What to work on — Transcribe all of the records precisely as they are presented.

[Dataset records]
——————————
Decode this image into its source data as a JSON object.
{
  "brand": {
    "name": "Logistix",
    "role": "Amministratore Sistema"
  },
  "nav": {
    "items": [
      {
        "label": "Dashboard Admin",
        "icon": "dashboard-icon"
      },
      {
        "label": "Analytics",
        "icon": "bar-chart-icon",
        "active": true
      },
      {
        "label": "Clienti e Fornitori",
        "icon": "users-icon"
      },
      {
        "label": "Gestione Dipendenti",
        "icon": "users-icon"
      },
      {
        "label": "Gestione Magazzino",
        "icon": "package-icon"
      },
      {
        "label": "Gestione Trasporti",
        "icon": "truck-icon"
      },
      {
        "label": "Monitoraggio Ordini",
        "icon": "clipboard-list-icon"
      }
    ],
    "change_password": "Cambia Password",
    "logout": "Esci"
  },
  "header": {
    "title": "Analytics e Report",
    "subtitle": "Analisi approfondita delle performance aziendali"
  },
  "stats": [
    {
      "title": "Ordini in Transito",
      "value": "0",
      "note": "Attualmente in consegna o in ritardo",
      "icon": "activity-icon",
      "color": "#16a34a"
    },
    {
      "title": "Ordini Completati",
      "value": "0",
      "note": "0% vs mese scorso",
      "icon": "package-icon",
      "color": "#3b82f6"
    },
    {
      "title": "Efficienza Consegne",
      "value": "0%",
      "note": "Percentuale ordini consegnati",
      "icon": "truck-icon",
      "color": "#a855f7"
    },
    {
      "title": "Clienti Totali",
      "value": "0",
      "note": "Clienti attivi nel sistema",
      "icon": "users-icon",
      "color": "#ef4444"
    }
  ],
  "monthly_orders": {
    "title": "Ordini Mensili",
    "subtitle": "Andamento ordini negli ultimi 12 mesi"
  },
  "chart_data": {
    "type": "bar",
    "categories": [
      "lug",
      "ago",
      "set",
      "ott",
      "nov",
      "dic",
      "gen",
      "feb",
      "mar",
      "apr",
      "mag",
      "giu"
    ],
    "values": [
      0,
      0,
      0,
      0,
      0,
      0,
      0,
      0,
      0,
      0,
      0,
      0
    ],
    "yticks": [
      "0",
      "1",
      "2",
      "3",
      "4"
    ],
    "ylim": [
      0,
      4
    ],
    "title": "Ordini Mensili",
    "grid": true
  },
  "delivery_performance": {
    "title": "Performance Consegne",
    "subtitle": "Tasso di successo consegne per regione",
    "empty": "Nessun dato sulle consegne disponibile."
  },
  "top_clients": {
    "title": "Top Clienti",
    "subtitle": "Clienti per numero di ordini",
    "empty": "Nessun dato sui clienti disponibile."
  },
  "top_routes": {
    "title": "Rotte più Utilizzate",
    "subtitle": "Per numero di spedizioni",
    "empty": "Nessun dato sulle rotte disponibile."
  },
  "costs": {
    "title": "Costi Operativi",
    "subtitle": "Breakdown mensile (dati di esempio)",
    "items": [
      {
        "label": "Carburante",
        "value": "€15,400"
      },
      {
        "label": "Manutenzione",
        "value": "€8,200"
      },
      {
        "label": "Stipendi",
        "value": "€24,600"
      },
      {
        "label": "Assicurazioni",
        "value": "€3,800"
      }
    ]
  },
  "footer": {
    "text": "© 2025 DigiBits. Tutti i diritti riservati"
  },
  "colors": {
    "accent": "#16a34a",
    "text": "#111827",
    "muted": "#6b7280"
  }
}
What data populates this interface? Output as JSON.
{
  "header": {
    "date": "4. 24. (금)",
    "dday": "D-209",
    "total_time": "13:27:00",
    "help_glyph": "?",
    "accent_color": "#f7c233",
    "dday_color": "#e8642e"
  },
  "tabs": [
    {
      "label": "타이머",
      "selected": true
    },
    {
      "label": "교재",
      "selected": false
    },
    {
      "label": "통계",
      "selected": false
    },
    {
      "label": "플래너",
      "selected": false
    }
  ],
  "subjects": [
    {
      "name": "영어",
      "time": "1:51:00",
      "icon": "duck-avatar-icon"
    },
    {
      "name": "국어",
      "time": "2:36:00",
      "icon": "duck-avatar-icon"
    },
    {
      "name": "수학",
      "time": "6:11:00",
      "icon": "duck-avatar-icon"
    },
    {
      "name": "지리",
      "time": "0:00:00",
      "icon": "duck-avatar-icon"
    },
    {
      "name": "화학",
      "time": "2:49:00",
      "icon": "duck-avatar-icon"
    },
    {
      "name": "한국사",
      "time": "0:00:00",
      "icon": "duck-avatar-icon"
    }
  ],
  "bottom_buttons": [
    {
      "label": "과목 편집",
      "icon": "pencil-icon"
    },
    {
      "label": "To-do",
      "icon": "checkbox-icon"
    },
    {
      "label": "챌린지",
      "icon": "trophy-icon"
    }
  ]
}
——————————
Output of the task —
Decode this image into its source data as a JSON object.
{
  "brand": {
    "name": "Logistix",
    "role": "Amministratore Sistema"
  },
  "nav": {
    "items": [
      {
        "label": "Dashboard Admin",
        "icon": "dashboard-icon"
      },
      {
        "label": "Analytics",
        "icon": "bar-chart-icon",
        "active": true
      },
      {
        "label": "Clienti e Fornitori",
        "icon": "users-icon"
      },
      {
        "label": "Gestione Dipendenti",
        "icon": "users-icon"
      },
      {
        "label": "Gestione Magazzino",
        "icon": "package-icon"
      },
      {
        "label": "Gestione Trasporti",
        "icon": "truck-icon"
      },
      {
        "label": "Monitoraggio Ordini",
        "icon": "clipboard-list-icon"
      }
    ],
    "change_password": "Cambia Password",
    "logout": "Esci"
  },
  "header": {
    "title": "Analytics e Report",
    "subtitle": "Analisi approfondita delle performance aziendali"
  },
  "stats": [
    {
      "title": "Ordini in Transito",
      "value": "0",
      "note": "Attualmente in consegna o in ritardo",
      "icon": "activity-icon",
      "color": "#16a34a"
    },
    {
      "title": "Ordini Completati",
      "value": "0",
      "note": "0% vs mese scorso",
      "icon": "package-icon",
      "color": "#3b82f6"
    },
    {
      "title": "Efficienza Consegne",
      "value": "0%",
      "note": "Percentuale ordini consegnati",
      "icon": "truck-icon",
      "color": "#a855f7"
    },
    {
      "title": "Clienti Totali",
      "value": "0",
      "note": "Clienti attivi nel sistema",
      "icon": "users-icon",
      "color": "#ef4444"
    }
  ],
  "monthly_orders": {
    "title": "Ordini Mensili",
    "subtitle": "Andamento ordini negli ultimi 12 mesi"
  },
  "chart_data": {
    "type": "bar",
    "categories": [
      "lug",
      "ago",
      "set",
      "ott",
      "nov",
      "dic",
      "gen",
      "feb",
      "mar",
      "apr",
      "mag",
      "giu"
    ],
    "values": [
      0,
      0,
      0,
      0,
      0,
      0,
      0,
      0,
      0,
      0,
      0,
      0
    ],
    "yticks": [
      "0",
      "1",
      "2",
      "3",
      "4"
    ],
    "ylim": [
      0,
      4
    ],
    "title": "Ordini Mensili",
    "grid": true
  },
  "delivery_performance": {
    "title": "Performance Consegne",
    "subtitle": "Tasso di successo consegne per regione",
    "empty": "Nessun dato sulle consegne disponibile."
  },
  "top_clients": {
    "title": "Top Clienti",
    "subtitle": "Clienti per numero di ordini",
    "empty": "Nessun dato sui clienti disponibile."
  },
  "top_routes": {
    "title": "Rotte più Utilizzate",
    "subtitle": "Per numero di spedizioni",
    "empty": "Nessun dato sulle rotte disponibile."
  },
  "costs": {
    "title": "Costi Operativi",
    "subtitle": "Breakdown mensile (dati di esempio)",
    "items": [
      {
        "label": "Carburante",
        "value": "€15,400"
      },
      {
        "label": "Manutenzione",
        "value": "€8,200"
      },
      {
        "label": "Stipendi",
        "value": "€24,600"
      },
      {
        "label": "Assicurazioni",
        "value": "€3,800"
      }
    ]
  },
  "footer": {
    "text": "© 2025 DigiBits. Tutti i diritti riservati"
  },
  "colors": {
    "accent": "#16a34a",
    "text": "#111827",
    "muted": "#6b7280"
  }
}
What data populates this interface? Output as JSON.
{
  "header": {
    "date": "4. 24. (금)",
    "dday": "D-209",
    "total_time": "13:27:00",
    "help_glyph": "?",
    "accent_color": "#f7c233",
    "dday_color": "#e8642e"
  },
  "tabs": [
    {
      "label": "타이머",
      "selected": true
    },
    {
      "label": "교재",
      "selected": false
    },
    {
      "label": "통계",
      "selected": false
    },
    {
      "label": "플래너",
      "selected": false
    }
  ],
  "subjects": [
    {
      "name": "영어",
      "time": "1:51:00",
      "icon": "duck-avatar-icon"
    },
    {
      "name": "국어",
      "time": "2:36:00",
      "icon": "duck-avatar-icon"
    },
    {
      "name": "수학",
      "time": "6:11:00",
      "icon": "duck-avatar-icon"
    },
    {
      "name": "지리",
      "time": "0:00:00",
      "icon": "duck-avatar-icon"
    },
    {
      "name": "화학",
      "time": "2:49:00",
      "icon": "duck-avatar-icon"
    },
    {
      "name": "한국사",
      "time": "0:00:00",
      "icon": "duck-avatar-icon"
    }
  ],
  "bottom_buttons": [
    {
      "label": "과목 편집",
      "icon": "pencil-icon"
    },
    {
      "label": "To-do",
      "icon": "checkbox-icon"
    },
    {
      "label": "챌린지",
      "icon": "trophy-icon"
    }
  ]
}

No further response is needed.